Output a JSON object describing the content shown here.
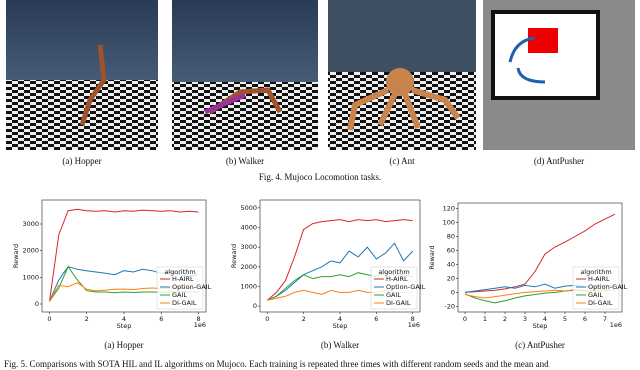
{
  "figure4": {
    "panels": [
      "(a) Hopper",
      "(b) Walker",
      "(c) Ant",
      "(d) AntPusher"
    ],
    "caption": "Fig. 4.   Mujoco Locomotion tasks."
  },
  "chart_data": [
    {
      "type": "line",
      "caption": "(a) Hopper",
      "xlabel": "Step",
      "ylabel": "Reward",
      "x_offset_label": "1e6",
      "legend_title": "algorithm",
      "legend": "lower right",
      "grid": false,
      "x": [
        0,
        0.5,
        1,
        1.5,
        2,
        2.5,
        3,
        3.5,
        4,
        4.5,
        5,
        5.5,
        6,
        6.5,
        7,
        7.5,
        8
      ],
      "xlim": [
        -0.4,
        8.4
      ],
      "ylim": [
        -300,
        3900
      ],
      "xticks": [
        0,
        2,
        4,
        6,
        8
      ],
      "yticks": [
        0,
        1000,
        2000,
        3000
      ],
      "series": [
        {
          "name": "H-AIRL",
          "color": "#d62728",
          "values": [
            100,
            2600,
            3500,
            3550,
            3500,
            3480,
            3500,
            3450,
            3500,
            3480,
            3520,
            3500,
            3480,
            3500,
            3450,
            3480,
            3450
          ]
        },
        {
          "name": "Option-GAIL",
          "color": "#1f77b4",
          "values": [
            100,
            900,
            1400,
            1300,
            1250,
            1200,
            1150,
            1100,
            1250,
            1200,
            1300,
            1250,
            1150,
            1200,
            1100,
            1050,
            1100
          ]
        },
        {
          "name": "GAIL",
          "color": "#2ca02c",
          "values": [
            100,
            600,
            1400,
            900,
            500,
            450,
            450,
            420,
            450,
            430,
            450,
            450,
            440,
            450,
            460,
            450,
            450
          ]
        },
        {
          "name": "DI-GAIL",
          "color": "#ff7f0e",
          "values": [
            100,
            700,
            650,
            800,
            550,
            500,
            520,
            550,
            560,
            540,
            580,
            600,
            580,
            600,
            620,
            600,
            620
          ]
        }
      ]
    },
    {
      "type": "line",
      "caption": "(b) Walker",
      "xlabel": "Step",
      "ylabel": "Reward",
      "x_offset_label": "1e6",
      "legend_title": "algorithm",
      "legend": "lower right",
      "grid": false,
      "x": [
        0,
        0.5,
        1,
        1.5,
        2,
        2.5,
        3,
        3.5,
        4,
        4.5,
        5,
        5.5,
        6,
        6.5,
        7,
        7.5,
        8
      ],
      "xlim": [
        -0.4,
        8.4
      ],
      "ylim": [
        -300,
        5400
      ],
      "xticks": [
        0,
        2,
        4,
        6,
        8
      ],
      "yticks": [
        0,
        1000,
        2000,
        3000,
        4000,
        5000
      ],
      "series": [
        {
          "name": "H-AIRL",
          "color": "#d62728",
          "values": [
            300,
            700,
            1300,
            2500,
            3900,
            4200,
            4300,
            4350,
            4400,
            4300,
            4400,
            4350,
            4400,
            4300,
            4350,
            4400,
            4350
          ]
        },
        {
          "name": "Option-GAIL",
          "color": "#1f77b4",
          "values": [
            300,
            500,
            800,
            1200,
            1600,
            1800,
            2000,
            2300,
            2200,
            2800,
            2500,
            3000,
            2400,
            2700,
            3200,
            2300,
            2800
          ]
        },
        {
          "name": "GAIL",
          "color": "#2ca02c",
          "values": [
            300,
            500,
            900,
            1300,
            1600,
            1400,
            1500,
            1500,
            1600,
            1500,
            1700,
            1600,
            1500,
            1700,
            1600,
            1600,
            1500
          ]
        },
        {
          "name": "DI-GAIL",
          "color": "#ff7f0e",
          "values": [
            300,
            400,
            500,
            700,
            800,
            700,
            600,
            800,
            700,
            700,
            800,
            700,
            700,
            800,
            700,
            700,
            700
          ]
        }
      ]
    },
    {
      "type": "line",
      "caption": "(c) AntPusher",
      "xlabel": "Step",
      "ylabel": "Reward",
      "x_offset_label": "1e6",
      "legend_title": "algorithm",
      "legend": "lower right",
      "grid": false,
      "x": [
        0,
        0.5,
        1,
        1.5,
        2,
        2.5,
        3,
        3.5,
        4,
        4.5,
        5,
        5.5,
        6,
        6.5,
        7,
        7.5
      ],
      "xlim": [
        -0.35,
        7.85
      ],
      "ylim": [
        -28,
        128
      ],
      "xticks": [
        0,
        1,
        2,
        3,
        4,
        5,
        6,
        7
      ],
      "yticks": [
        -20,
        0,
        20,
        40,
        60,
        80,
        100,
        120
      ],
      "series": [
        {
          "name": "H-AIRL",
          "color": "#d62728",
          "values": [
            0,
            1,
            2,
            3,
            5,
            8,
            12,
            30,
            55,
            65,
            72,
            80,
            88,
            98,
            105,
            112
          ]
        },
        {
          "name": "Option-GAIL",
          "color": "#1f77b4",
          "values": [
            0,
            2,
            4,
            6,
            8,
            6,
            10,
            8,
            12,
            6,
            9,
            10,
            8,
            7,
            10,
            8
          ]
        },
        {
          "name": "GAIL",
          "color": "#2ca02c",
          "values": [
            -2,
            -8,
            -12,
            -15,
            -12,
            -8,
            -5,
            -3,
            -1,
            0,
            2,
            3,
            2,
            3,
            2,
            4
          ]
        },
        {
          "name": "DI-GAIL",
          "color": "#ff7f0e",
          "values": [
            -3,
            -6,
            -8,
            -6,
            -4,
            -2,
            0,
            1,
            2,
            3,
            2,
            4,
            3,
            2,
            4,
            3
          ]
        }
      ]
    }
  ],
  "figure5_caption": "Fig. 5.   Comparisons with SOTA HIL and IL algorithms on Mujoco. Each training is repeated three times with different random seeds and the mean and"
}
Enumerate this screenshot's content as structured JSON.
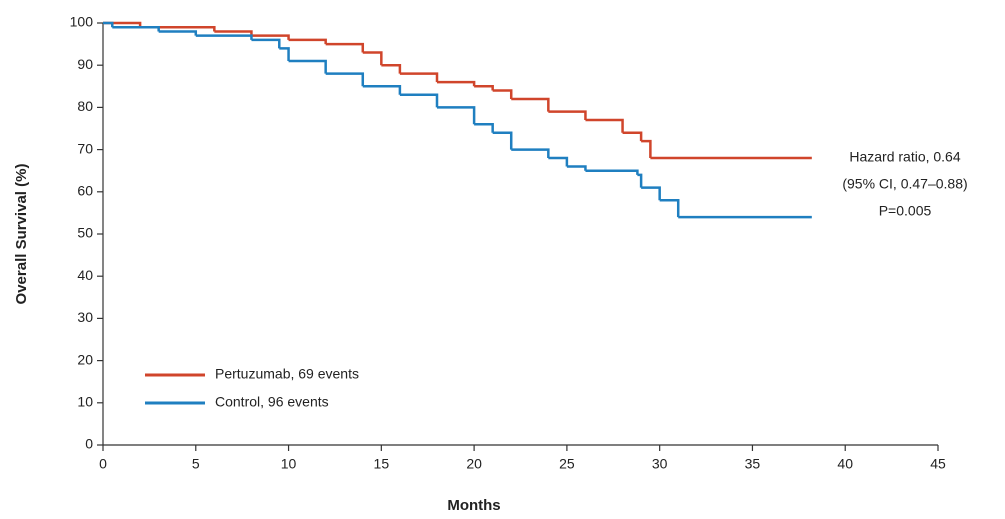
{
  "chart_data": {
    "type": "step-line",
    "y_label": "Overall Survival (%)",
    "x_label": "Months",
    "xlim": [
      0,
      45
    ],
    "xticks": [
      0,
      5,
      10,
      15,
      20,
      25,
      30,
      35,
      40,
      45
    ],
    "ylim": [
      0,
      100
    ],
    "yticks": [
      0,
      10,
      20,
      30,
      40,
      50,
      60,
      70,
      80,
      90,
      100
    ],
    "legend": "lower left",
    "annotation": [
      "Hazard ratio, 0.64",
      "(95% CI, 0.47–0.88)",
      "P=0.005"
    ],
    "series": [
      {
        "name": "Pertuzumab, 69 events",
        "color": "#d0452b",
        "x": [
          0,
          2,
          6,
          8,
          10,
          12,
          14,
          15,
          16,
          18,
          20,
          21,
          22,
          24,
          26,
          28,
          29,
          29.5,
          38.2
        ],
        "values": [
          100,
          99,
          98,
          97,
          96,
          95,
          93,
          90,
          88,
          86,
          85,
          84,
          82,
          79,
          77,
          74,
          72,
          68,
          68
        ]
      },
      {
        "name": "Control, 96 events",
        "color": "#1f7fc0",
        "x": [
          0,
          0.5,
          3,
          5,
          8,
          9.5,
          10,
          12,
          14,
          16,
          18,
          20,
          21,
          22,
          24,
          25,
          26,
          28.8,
          29,
          30,
          31,
          38.2
        ],
        "values": [
          100,
          99,
          98,
          97,
          96,
          94,
          91,
          88,
          85,
          83,
          80,
          76,
          74,
          70,
          68,
          66,
          65,
          64,
          61,
          58,
          54,
          54
        ]
      }
    ]
  }
}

# [EXERCISE]
All of the material above should be reproduced exactly, except the pictures.

# [ANSWER TO THE TASK]
Output a JSON object describing the content shown here.
{
  "figure4": {
    "panels": [
      "(a) Hopper",
      "(b) Walker",
      "(c) Ant",
      "(d) AntPusher"
    ],
    "caption": "Fig. 4.   Mujoco Locomotion tasks."
  },
  "chart_data": [
    {
      "type": "line",
      "caption": "(a) Hopper",
      "xlabel": "Step",
      "ylabel": "Reward",
      "x_offset_label": "1e6",
      "legend_title": "algorithm",
      "legend": "lower right",
      "grid": false,
      "x": [
        0,
        0.5,
        1,
        1.5,
        2,
        2.5,
        3,
        3.5,
        4,
        4.5,
        5,
        5.5,
        6,
        6.5,
        7,
        7.5,
        8
      ],
      "xlim": [
        -0.4,
        8.4
      ],
      "ylim": [
        -300,
        3900
      ],
      "xticks": [
        0,
        2,
        4,
        6,
        8
      ],
      "yticks": [
        0,
        1000,
        2000,
        3000
      ],
      "series": [
        {
          "name": "H-AIRL",
          "color": "#d62728",
          "values": [
            100,
            2600,
            3500,
            3550,
            3500,
            3480,
            3500,
            3450,
            3500,
            3480,
            3520,
            3500,
            3480,
            3500,
            3450,
            3480,
            3450
          ]
        },
        {
          "name": "Option-GAIL",
          "color": "#1f77b4",
          "values": [
            100,
            900,
            1400,
            1300,
            1250,
            1200,
            1150,
            1100,
            1250,
            1200,
            1300,
            1250,
            1150,
            1200,
            1100,
            1050,
            1100
          ]
        },
        {
          "name": "GAIL",
          "color": "#2ca02c",
          "values": [
            100,
            600,
            1400,
            900,
            500,
            450,
            450,
            420,
            450,
            430,
            450,
            450,
            440,
            450,
            460,
            450,
            450
          ]
        },
        {
          "name": "DI-GAIL",
          "color": "#ff7f0e",
          "values": [
            100,
            700,
            650,
            800,
            550,
            500,
            520,
            550,
            560,
            540,
            580,
            600,
            580,
            600,
            620,
            600,
            620
          ]
        }
      ]
    },
    {
      "type": "line",
      "caption": "(b) Walker",
      "xlabel": "Step",
      "ylabel": "Reward",
      "x_offset_label": "1e6",
      "legend_title": "algorithm",
      "legend": "lower right",
      "grid": false,
      "x": [
        0,
        0.5,
        1,
        1.5,
        2,
        2.5,
        3,
        3.5,
        4,
        4.5,
        5,
        5.5,
        6,
        6.5,
        7,
        7.5,
        8
      ],
      "xlim": [
        -0.4,
        8.4
      ],
      "ylim": [
        -300,
        5400
      ],
      "xticks": [
        0,
        2,
        4,
        6,
        8
      ],
      "yticks": [
        0,
        1000,
        2000,
        3000,
        4000,
        5000
      ],
      "series": [
        {
          "name": "H-AIRL",
          "color": "#d62728",
          "values": [
            300,
            700,
            1300,
            2500,
            3900,
            4200,
            4300,
            4350,
            4400,
            4300,
            4400,
            4350,
            4400,
            4300,
            4350,
            4400,
            4350
          ]
        },
        {
          "name": "Option-GAIL",
          "color": "#1f77b4",
          "values": [
            300,
            500,
            800,
            1200,
            1600,
            1800,
            2000,
            2300,
            2200,
            2800,
            2500,
            3000,
            2400,
            2700,
            3200,
            2300,
            2800
          ]
        },
        {
          "name": "GAIL",
          "color": "#2ca02c",
          "values": [
            300,
            500,
            900,
            1300,
            1600,
            1400,
            1500,
            1500,
            1600,
            1500,
            1700,
            1600,
            1500,
            1700,
            1600,
            1600,
            1500
          ]
        },
        {
          "name": "DI-GAIL",
          "color": "#ff7f0e",
          "values": [
            300,
            400,
            500,
            700,
            800,
            700,
            600,
            800,
            700,
            700,
            800,
            700,
            700,
            800,
            700,
            700,
            700
          ]
        }
      ]
    },
    {
      "type": "line",
      "caption": "(c) AntPusher",
      "xlabel": "Step",
      "ylabel": "Reward",
      "x_offset_label": "1e6",
      "legend_title": "algorithm",
      "legend": "lower right",
      "grid": false,
      "x": [
        0,
        0.5,
        1,
        1.5,
        2,
        2.5,
        3,
        3.5,
        4,
        4.5,
        5,
        5.5,
        6,
        6.5,
        7,
        7.5
      ],
      "xlim": [
        -0.35,
        7.85
      ],
      "ylim": [
        -28,
        128
      ],
      "xticks": [
        0,
        1,
        2,
        3,
        4,
        5,
        6,
        7
      ],
      "yticks": [
        -20,
        0,
        20,
        40,
        60,
        80,
        100,
        120
      ],
      "series": [
        {
          "name": "H-AIRL",
          "color": "#d62728",
          "values": [
            0,
            1,
            2,
            3,
            5,
            8,
            12,
            30,
            55,
            65,
            72,
            80,
            88,
            98,
            105,
            112
          ]
        },
        {
          "name": "Option-GAIL",
          "color": "#1f77b4",
          "values": [
            0,
            2,
            4,
            6,
            8,
            6,
            10,
            8,
            12,
            6,
            9,
            10,
            8,
            7,
            10,
            8
          ]
        },
        {
          "name": "GAIL",
          "color": "#2ca02c",
          "values": [
            -2,
            -8,
            -12,
            -15,
            -12,
            -8,
            -5,
            -3,
            -1,
            0,
            2,
            3,
            2,
            3,
            2,
            4
          ]
        },
        {
          "name": "DI-GAIL",
          "color": "#ff7f0e",
          "values": [
            -3,
            -6,
            -8,
            -6,
            -4,
            -2,
            0,
            1,
            2,
            3,
            2,
            4,
            3,
            2,
            4,
            3
          ]
        }
      ]
    }
  ],
  "figure5_caption": "Fig. 5.   Comparisons with SOTA HIL and IL algorithms on Mujoco. Each training is repeated three times with different random seeds and the mean and"
}
Enumerate this screenshot's content as structured JSON.
{
  "chart_data": {
    "type": "step-line",
    "y_label": "Overall Survival (%)",
    "x_label": "Months",
    "xlim": [
      0,
      45
    ],
    "xticks": [
      0,
      5,
      10,
      15,
      20,
      25,
      30,
      35,
      40,
      45
    ],
    "ylim": [
      0,
      100
    ],
    "yticks": [
      0,
      10,
      20,
      30,
      40,
      50,
      60,
      70,
      80,
      90,
      100
    ],
    "legend": "lower left",
    "annotation": [
      "Hazard ratio, 0.64",
      "(95% CI, 0.47–0.88)",
      "P=0.005"
    ],
    "series": [
      {
        "name": "Pertuzumab, 69 events",
        "color": "#d0452b",
        "x": [
          0,
          2,
          6,
          8,
          10,
          12,
          14,
          15,
          16,
          18,
          20,
          21,
          22,
          24,
          26,
          28,
          29,
          29.5,
          38.2
        ],
        "values": [
          100,
          99,
          98,
          97,
          96,
          95,
          93,
          90,
          88,
          86,
          85,
          84,
          82,
          79,
          77,
          74,
          72,
          68,
          68
        ]
      },
      {
        "name": "Control, 96 events",
        "color": "#1f7fc0",
        "x": [
          0,
          0.5,
          3,
          5,
          8,
          9.5,
          10,
          12,
          14,
          16,
          18,
          20,
          21,
          22,
          24,
          25,
          26,
          28.8,
          29,
          30,
          31,
          38.2
        ],
        "values": [
          100,
          99,
          98,
          97,
          96,
          94,
          91,
          88,
          85,
          83,
          80,
          76,
          74,
          70,
          68,
          66,
          65,
          64,
          61,
          58,
          54,
          54
        ]
      }
    ]
  }
}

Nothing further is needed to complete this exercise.